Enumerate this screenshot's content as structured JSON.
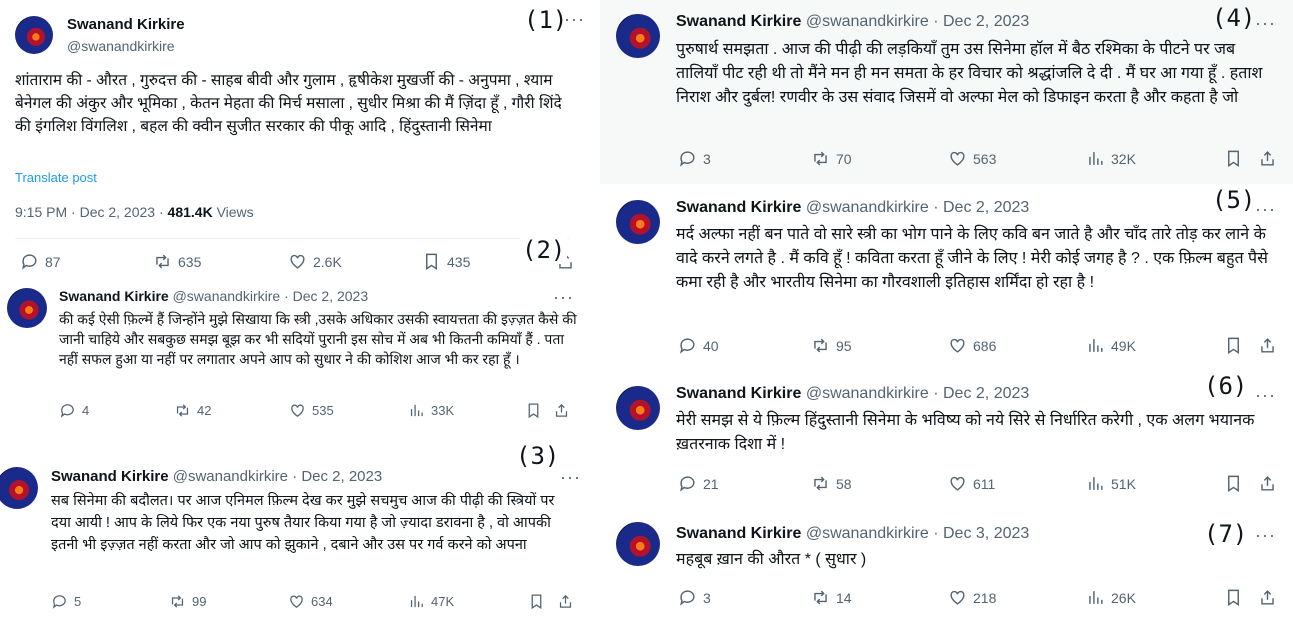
{
  "tweets": [
    {
      "n": "(1)",
      "name": "Swanand Kirkire",
      "handle": "@swanandkirkire",
      "text": "शांताराम की - औरत , गुरुदत्त की - साहब बीवी और गुलाम , हृषीकेश मुखर्जी की - अनुपमा , श्याम बेनेगल की अंकुर और भूमिका , केतन मेहता की मिर्च मसाला , सुधीर मिश्रा की मैं ज़िंदा हूँ , गौरी शिंदे की इंगलिश विंगलिश , बहल की क्वीन सुजीत सरकार की पीकू आदि , हिंदुस्तानी सिनेमा",
      "translate": "Translate post",
      "time": "9:15 PM · Dec 2, 2023 · ",
      "views": "481.4K",
      "views_label": " Views",
      "replies": "87",
      "reposts": "635",
      "likes": "2.6K",
      "bookmarks": "435"
    },
    {
      "n": "(2)",
      "name": "Swanand Kirkire",
      "meta": "@swanandkirkire · Dec 2, 2023",
      "text": "की कई ऐसी  फ़िल्में हैं  जिन्होंने मुझे सिखाया कि स्त्री ,उसके अधिकार उसकी स्वायत्तता की इज़्ज़त कैसे की जानी चाहिये और सबकुछ समझ बूझ कर भी सदियों पुरानी इस सोच में अब भी कितनी कमियाँ हैं . पता नहीं सफल हुआ या नहीं पर लगातार अपने आप को सुधार ने की कोशिश आज भी कर रहा हूँ ।",
      "replies": "4",
      "reposts": "42",
      "likes": "535",
      "views": "33K"
    },
    {
      "n": "(3)",
      "name": "Swanand Kirkire",
      "meta": "@swanandkirkire · Dec 2, 2023",
      "text": "सब सिनेमा की बदौलत।  पर आज एनिमल फ़िल्म देख कर मुझे सचमुच आज की पीढ़ी की स्त्रियों पर दया आयी ! आप के लिये फिर एक नया पुरुष तैयार किया गया है जो ज़्यादा डरावना है , वो आपकी इतनी भी इज़्ज़त नहीं करता और जो आप को झुकाने , दबाने और उस पर  गर्व करने को अपना",
      "replies": "5",
      "reposts": "99",
      "likes": "634",
      "views": "47K"
    },
    {
      "n": "(4)",
      "name": "Swanand Kirkire",
      "meta": "@swanandkirkire · Dec 2, 2023",
      "text": "पुरुषार्थ समझता . आज की पीढ़ी की लड़कियाँ तुम उस सिनेमा हॉल में बैठ रश्मिका के पीटने पर जब तालियाँ पीट रही थी तो मैंने मन ही मन समता के हर विचार को श्रद्धांजलि दे दी . मैं घर आ गया हूँ . हताश निराश और दुर्बल! रणवीर के उस संवाद जिसमें वो अल्फा मेल को डिफाइन करता है और कहता है जो",
      "replies": "3",
      "reposts": "70",
      "likes": "563",
      "views": "32K"
    },
    {
      "n": "(5)",
      "name": "Swanand Kirkire",
      "meta": "@swanandkirkire · Dec 2, 2023",
      "text": "मर्द अल्फा नहीं बन पाते वो सारे स्त्री का भोग पाने के लिए कवि बन जाते है और चाँद तारे तोड़ कर लाने के वादे करने लगते है . मैं कवि हूँ ! कविता करता हूँ जीने के लिए ! मेरी कोई जगह है ? . एक फ़िल्म बहुत पैसे कमा रही है और भारतीय सिनेमा का गौरवशाली इतिहास शर्मिंदा हो रहा है !",
      "replies": "40",
      "reposts": "95",
      "likes": "686",
      "views": "49K"
    },
    {
      "n": "(6)",
      "name": "Swanand Kirkire",
      "meta": "@swanandkirkire · Dec 2, 2023",
      "text": "मेरी समझ से ये फ़िल्म  हिंदुस्तानी सिनेमा के भविष्य को नये सिरे से निर्धारित करेगी , एक अलग भयानक ख़तरनाक दिशा में !",
      "replies": "21",
      "reposts": "58",
      "likes": "611",
      "views": "51K"
    },
    {
      "n": "(7)",
      "name": "Swanand Kirkire",
      "meta": "@swanandkirkire · Dec 3, 2023",
      "text": "महबूब ख़ान की औरत * ( सुधार )",
      "replies": "3",
      "reposts": "14",
      "likes": "218",
      "views": "26K"
    }
  ],
  "icons": {
    "reply": "reply-icon",
    "repost": "repost-icon",
    "like": "heart-icon",
    "views": "views-icon",
    "bookmark": "bookmark-icon",
    "share": "share-icon",
    "more": "more-icon"
  },
  "colors": {
    "link": "#1d9bf0",
    "muted": "#536471",
    "text": "#0f1419"
  }
}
★ ★ ★ ★
Aim — Without including the pictures, return each record above exactly as it stands.

Final result —
Enumerate this screenshot's content as structured JSON.
{
  "tweets": [
    {
      "n": "(1)",
      "name": "Swanand Kirkire",
      "handle": "@swanandkirkire",
      "text": "शांताराम की - औरत , गुरुदत्त की - साहब बीवी और गुलाम , हृषीकेश मुखर्जी की - अनुपमा , श्याम बेनेगल की अंकुर और भूमिका , केतन मेहता की मिर्च मसाला , सुधीर मिश्रा की मैं ज़िंदा हूँ , गौरी शिंदे की इंगलिश विंगलिश , बहल की क्वीन सुजीत सरकार की पीकू आदि , हिंदुस्तानी सिनेमा",
      "translate": "Translate post",
      "time": "9:15 PM · Dec 2, 2023 · ",
      "views": "481.4K",
      "views_label": " Views",
      "replies": "87",
      "reposts": "635",
      "likes": "2.6K",
      "bookmarks": "435"
    },
    {
      "n": "(2)",
      "name": "Swanand Kirkire",
      "meta": "@swanandkirkire · Dec 2, 2023",
      "text": "की कई ऐसी  फ़िल्में हैं  जिन्होंने मुझे सिखाया कि स्त्री ,उसके अधिकार उसकी स्वायत्तता की इज़्ज़त कैसे की जानी चाहिये और सबकुछ समझ बूझ कर भी सदियों पुरानी इस सोच में अब भी कितनी कमियाँ हैं . पता नहीं सफल हुआ या नहीं पर लगातार अपने आप को सुधार ने की कोशिश आज भी कर रहा हूँ ।",
      "replies": "4",
      "reposts": "42",
      "likes": "535",
      "views": "33K"
    },
    {
      "n": "(3)",
      "name": "Swanand Kirkire",
      "meta": "@swanandkirkire · Dec 2, 2023",
      "text": "सब सिनेमा की बदौलत।  पर आज एनिमल फ़िल्म देख कर मुझे सचमुच आज की पीढ़ी की स्त्रियों पर दया आयी ! आप के लिये फिर एक नया पुरुष तैयार किया गया है जो ज़्यादा डरावना है , वो आपकी इतनी भी इज़्ज़त नहीं करता और जो आप को झुकाने , दबाने और उस पर  गर्व करने को अपना",
      "replies": "5",
      "reposts": "99",
      "likes": "634",
      "views": "47K"
    },
    {
      "n": "(4)",
      "name": "Swanand Kirkire",
      "meta": "@swanandkirkire · Dec 2, 2023",
      "text": "पुरुषार्थ समझता . आज की पीढ़ी की लड़कियाँ तुम उस सिनेमा हॉल में बैठ रश्मिका के पीटने पर जब तालियाँ पीट रही थी तो मैंने मन ही मन समता के हर विचार को श्रद्धांजलि दे दी . मैं घर आ गया हूँ . हताश निराश और दुर्बल! रणवीर के उस संवाद जिसमें वो अल्फा मेल को डिफाइन करता है और कहता है जो",
      "replies": "3",
      "reposts": "70",
      "likes": "563",
      "views": "32K"
    },
    {
      "n": "(5)",
      "name": "Swanand Kirkire",
      "meta": "@swanandkirkire · Dec 2, 2023",
      "text": "मर्द अल्फा नहीं बन पाते वो सारे स्त्री का भोग पाने के लिए कवि बन जाते है और चाँद तारे तोड़ कर लाने के वादे करने लगते है . मैं कवि हूँ ! कविता करता हूँ जीने के लिए ! मेरी कोई जगह है ? . एक फ़िल्म बहुत पैसे कमा रही है और भारतीय सिनेमा का गौरवशाली इतिहास शर्मिंदा हो रहा है !",
      "replies": "40",
      "reposts": "95",
      "likes": "686",
      "views": "49K"
    },
    {
      "n": "(6)",
      "name": "Swanand Kirkire",
      "meta": "@swanandkirkire · Dec 2, 2023",
      "text": "मेरी समझ से ये फ़िल्म  हिंदुस्तानी सिनेमा के भविष्य को नये सिरे से निर्धारित करेगी , एक अलग भयानक ख़तरनाक दिशा में !",
      "replies": "21",
      "reposts": "58",
      "likes": "611",
      "views": "51K"
    },
    {
      "n": "(7)",
      "name": "Swanand Kirkire",
      "meta": "@swanandkirkire · Dec 3, 2023",
      "text": "महबूब ख़ान की औरत * ( सुधार )",
      "replies": "3",
      "reposts": "14",
      "likes": "218",
      "views": "26K"
    }
  ],
  "icons": {
    "reply": "reply-icon",
    "repost": "repost-icon",
    "like": "heart-icon",
    "views": "views-icon",
    "bookmark": "bookmark-icon",
    "share": "share-icon",
    "more": "more-icon"
  },
  "colors": {
    "link": "#1d9bf0",
    "muted": "#536471",
    "text": "#0f1419"
  }
}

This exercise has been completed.